## TASK TO COMPLETE
Using the data below, copy every line that contains the word "Agern".

-------- PROVIDED INFORMATION

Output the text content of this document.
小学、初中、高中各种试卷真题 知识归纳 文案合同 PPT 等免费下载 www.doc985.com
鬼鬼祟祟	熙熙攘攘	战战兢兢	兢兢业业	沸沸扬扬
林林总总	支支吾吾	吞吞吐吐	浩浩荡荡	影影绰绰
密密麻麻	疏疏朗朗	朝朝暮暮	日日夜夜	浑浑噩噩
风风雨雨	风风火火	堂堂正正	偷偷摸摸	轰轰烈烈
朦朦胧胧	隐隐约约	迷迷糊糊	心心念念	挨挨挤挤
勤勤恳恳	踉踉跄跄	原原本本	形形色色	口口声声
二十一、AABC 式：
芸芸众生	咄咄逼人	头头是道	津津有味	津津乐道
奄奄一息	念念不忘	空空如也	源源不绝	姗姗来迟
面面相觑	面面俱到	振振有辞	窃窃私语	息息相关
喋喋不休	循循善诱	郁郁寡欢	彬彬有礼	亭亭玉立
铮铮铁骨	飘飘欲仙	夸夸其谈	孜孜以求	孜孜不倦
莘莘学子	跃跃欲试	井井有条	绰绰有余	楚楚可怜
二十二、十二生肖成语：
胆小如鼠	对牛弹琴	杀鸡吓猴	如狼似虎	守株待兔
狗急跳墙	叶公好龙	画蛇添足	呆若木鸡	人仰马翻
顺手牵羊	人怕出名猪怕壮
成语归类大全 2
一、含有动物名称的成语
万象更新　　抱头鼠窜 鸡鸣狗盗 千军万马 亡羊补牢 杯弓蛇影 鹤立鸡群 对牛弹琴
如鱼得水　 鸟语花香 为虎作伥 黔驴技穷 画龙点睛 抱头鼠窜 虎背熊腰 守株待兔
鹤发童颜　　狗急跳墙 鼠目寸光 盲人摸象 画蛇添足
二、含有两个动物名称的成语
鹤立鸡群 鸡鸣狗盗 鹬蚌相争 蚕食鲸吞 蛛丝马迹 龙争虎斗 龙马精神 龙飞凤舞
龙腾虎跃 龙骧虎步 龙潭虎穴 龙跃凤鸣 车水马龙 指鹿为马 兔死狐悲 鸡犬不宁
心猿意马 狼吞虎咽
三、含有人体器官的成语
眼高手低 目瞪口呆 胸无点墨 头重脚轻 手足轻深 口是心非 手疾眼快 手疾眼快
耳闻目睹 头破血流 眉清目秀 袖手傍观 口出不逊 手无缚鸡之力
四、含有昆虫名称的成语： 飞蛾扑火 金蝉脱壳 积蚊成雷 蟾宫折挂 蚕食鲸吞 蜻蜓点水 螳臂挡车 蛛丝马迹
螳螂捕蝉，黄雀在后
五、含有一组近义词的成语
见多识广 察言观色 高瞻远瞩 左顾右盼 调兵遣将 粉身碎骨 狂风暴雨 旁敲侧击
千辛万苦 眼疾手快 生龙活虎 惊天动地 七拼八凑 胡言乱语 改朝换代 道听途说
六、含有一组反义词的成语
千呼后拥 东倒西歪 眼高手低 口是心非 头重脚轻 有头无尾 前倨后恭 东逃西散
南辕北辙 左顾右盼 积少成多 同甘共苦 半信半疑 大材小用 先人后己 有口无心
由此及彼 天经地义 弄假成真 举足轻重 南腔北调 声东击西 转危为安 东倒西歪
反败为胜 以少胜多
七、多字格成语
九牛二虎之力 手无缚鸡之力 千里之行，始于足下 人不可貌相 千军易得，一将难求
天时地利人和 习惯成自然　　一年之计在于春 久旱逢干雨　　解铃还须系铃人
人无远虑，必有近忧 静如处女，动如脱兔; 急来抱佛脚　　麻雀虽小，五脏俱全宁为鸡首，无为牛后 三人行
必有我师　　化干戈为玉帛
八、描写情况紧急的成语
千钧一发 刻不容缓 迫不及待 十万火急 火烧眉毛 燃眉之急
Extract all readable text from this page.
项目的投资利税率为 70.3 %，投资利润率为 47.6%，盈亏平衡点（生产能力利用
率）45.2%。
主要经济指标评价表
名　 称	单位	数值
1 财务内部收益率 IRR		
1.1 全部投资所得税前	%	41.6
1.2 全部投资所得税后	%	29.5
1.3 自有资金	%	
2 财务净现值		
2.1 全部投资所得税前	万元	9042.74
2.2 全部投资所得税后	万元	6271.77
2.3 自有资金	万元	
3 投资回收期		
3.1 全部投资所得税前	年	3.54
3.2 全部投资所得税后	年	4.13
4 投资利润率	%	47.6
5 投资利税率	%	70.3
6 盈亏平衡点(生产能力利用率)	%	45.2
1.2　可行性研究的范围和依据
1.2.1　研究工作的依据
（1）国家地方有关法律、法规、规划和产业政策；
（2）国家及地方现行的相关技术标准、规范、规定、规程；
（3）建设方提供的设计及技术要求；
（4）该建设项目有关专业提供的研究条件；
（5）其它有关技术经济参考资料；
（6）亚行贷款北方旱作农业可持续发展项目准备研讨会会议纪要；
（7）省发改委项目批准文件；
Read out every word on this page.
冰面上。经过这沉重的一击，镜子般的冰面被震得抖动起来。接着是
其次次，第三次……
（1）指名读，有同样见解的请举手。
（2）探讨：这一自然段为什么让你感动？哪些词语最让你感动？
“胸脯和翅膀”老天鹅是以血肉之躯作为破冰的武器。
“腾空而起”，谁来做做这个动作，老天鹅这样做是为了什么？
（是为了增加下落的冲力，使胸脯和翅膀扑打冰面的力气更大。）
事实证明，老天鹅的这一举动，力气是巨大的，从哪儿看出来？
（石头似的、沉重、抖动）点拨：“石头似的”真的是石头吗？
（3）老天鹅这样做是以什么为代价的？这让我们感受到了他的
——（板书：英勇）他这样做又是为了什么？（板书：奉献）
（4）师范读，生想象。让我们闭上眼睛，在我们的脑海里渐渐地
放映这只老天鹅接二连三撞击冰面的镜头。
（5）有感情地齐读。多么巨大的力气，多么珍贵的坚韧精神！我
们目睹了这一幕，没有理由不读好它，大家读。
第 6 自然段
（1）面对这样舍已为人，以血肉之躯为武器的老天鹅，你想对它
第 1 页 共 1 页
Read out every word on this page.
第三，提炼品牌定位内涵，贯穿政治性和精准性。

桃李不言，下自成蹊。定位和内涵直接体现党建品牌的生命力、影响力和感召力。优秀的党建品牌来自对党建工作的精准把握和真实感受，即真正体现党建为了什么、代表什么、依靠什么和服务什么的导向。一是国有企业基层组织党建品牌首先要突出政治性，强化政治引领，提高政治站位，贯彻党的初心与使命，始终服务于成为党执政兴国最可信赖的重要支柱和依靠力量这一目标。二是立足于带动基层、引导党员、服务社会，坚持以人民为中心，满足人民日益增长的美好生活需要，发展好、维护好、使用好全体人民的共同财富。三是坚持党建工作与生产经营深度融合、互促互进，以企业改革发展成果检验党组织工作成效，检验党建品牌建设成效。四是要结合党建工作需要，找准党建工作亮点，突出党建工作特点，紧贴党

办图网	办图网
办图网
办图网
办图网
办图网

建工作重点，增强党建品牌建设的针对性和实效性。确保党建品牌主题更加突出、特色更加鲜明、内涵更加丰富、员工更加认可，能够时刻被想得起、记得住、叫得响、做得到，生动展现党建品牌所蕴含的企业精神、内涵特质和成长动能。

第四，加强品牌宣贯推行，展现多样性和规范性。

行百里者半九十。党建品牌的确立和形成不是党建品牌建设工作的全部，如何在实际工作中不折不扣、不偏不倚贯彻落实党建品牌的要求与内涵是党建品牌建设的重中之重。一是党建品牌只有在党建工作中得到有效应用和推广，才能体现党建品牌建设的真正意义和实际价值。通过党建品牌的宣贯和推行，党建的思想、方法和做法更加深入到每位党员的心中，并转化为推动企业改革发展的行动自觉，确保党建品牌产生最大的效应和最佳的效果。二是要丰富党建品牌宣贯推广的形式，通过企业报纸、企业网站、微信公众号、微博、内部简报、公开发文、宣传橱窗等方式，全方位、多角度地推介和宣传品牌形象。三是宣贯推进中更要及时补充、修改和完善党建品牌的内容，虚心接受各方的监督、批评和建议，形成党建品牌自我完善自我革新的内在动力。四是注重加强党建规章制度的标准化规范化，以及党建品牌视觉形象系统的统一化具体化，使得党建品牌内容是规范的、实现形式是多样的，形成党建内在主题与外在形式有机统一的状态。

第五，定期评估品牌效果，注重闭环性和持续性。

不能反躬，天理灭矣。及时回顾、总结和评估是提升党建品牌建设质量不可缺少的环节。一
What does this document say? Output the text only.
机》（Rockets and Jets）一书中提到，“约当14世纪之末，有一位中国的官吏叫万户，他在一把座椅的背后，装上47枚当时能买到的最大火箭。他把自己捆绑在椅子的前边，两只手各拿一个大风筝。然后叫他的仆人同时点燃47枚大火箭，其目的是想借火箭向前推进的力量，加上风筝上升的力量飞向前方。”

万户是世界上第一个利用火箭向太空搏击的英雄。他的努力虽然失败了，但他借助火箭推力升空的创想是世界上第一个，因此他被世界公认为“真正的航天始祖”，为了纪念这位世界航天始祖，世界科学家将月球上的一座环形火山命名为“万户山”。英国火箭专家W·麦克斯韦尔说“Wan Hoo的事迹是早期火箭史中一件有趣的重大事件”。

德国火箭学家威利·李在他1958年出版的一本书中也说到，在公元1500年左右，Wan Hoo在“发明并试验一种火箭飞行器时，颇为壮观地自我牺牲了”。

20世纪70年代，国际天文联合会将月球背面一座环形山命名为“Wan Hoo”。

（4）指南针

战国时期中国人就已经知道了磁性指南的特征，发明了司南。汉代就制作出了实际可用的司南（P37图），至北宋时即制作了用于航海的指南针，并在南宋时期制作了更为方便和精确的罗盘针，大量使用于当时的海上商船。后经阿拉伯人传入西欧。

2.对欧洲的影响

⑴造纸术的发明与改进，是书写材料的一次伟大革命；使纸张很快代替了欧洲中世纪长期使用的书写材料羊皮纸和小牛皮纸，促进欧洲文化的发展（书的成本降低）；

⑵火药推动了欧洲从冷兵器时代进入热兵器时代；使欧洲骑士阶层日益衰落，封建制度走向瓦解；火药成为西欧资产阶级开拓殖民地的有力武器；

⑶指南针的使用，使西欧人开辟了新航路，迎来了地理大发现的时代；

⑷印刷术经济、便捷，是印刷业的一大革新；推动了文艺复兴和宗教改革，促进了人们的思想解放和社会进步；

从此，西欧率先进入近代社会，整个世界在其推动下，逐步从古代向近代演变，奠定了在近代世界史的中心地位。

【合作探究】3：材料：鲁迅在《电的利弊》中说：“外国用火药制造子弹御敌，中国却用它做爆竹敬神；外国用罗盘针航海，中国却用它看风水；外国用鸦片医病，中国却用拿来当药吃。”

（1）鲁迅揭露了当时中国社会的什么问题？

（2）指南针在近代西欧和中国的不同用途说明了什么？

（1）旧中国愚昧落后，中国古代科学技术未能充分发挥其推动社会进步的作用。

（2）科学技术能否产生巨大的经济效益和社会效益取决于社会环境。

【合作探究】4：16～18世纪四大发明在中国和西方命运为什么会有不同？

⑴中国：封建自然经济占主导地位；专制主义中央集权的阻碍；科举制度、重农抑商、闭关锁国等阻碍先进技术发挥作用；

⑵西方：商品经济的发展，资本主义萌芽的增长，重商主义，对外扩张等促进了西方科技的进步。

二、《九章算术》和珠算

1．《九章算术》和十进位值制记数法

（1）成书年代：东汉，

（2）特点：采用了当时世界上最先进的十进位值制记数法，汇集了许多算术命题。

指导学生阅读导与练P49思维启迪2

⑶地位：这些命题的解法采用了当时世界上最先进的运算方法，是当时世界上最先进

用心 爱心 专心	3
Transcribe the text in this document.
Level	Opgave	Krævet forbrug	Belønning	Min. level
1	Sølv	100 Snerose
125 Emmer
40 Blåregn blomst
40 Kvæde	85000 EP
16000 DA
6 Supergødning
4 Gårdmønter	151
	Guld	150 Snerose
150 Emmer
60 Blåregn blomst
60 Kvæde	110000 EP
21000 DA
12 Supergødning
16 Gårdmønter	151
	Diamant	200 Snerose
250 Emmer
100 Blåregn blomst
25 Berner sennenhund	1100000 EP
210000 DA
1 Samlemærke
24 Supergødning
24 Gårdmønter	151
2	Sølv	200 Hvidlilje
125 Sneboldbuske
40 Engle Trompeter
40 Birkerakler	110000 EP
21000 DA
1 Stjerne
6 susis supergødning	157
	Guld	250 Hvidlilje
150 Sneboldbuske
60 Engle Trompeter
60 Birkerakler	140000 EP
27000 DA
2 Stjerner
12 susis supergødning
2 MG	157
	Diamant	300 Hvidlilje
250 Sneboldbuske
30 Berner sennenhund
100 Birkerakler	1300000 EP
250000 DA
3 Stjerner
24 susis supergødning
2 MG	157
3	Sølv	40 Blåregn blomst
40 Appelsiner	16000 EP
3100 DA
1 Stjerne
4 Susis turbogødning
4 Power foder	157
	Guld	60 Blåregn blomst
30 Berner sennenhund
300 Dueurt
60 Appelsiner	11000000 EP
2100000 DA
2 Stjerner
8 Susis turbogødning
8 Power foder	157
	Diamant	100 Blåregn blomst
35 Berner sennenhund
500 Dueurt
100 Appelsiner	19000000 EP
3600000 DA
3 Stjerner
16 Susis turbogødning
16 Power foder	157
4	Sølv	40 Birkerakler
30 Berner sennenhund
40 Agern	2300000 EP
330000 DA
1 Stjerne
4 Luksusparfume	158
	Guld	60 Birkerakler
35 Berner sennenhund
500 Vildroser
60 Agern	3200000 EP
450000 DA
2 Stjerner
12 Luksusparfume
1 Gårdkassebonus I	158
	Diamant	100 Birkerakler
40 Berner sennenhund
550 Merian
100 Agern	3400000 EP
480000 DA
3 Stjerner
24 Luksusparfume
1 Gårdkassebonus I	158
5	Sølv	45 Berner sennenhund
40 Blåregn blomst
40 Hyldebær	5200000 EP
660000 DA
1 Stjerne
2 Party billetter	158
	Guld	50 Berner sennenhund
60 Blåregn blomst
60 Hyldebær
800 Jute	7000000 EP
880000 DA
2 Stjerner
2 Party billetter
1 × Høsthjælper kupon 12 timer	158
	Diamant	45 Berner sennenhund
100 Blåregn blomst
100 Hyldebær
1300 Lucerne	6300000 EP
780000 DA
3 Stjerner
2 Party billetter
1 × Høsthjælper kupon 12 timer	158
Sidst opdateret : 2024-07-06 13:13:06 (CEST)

----------------

## OUTPUT
40 Agern	2300000 EP
60 Agern	3200000 EP
100 Agern	3400000 EP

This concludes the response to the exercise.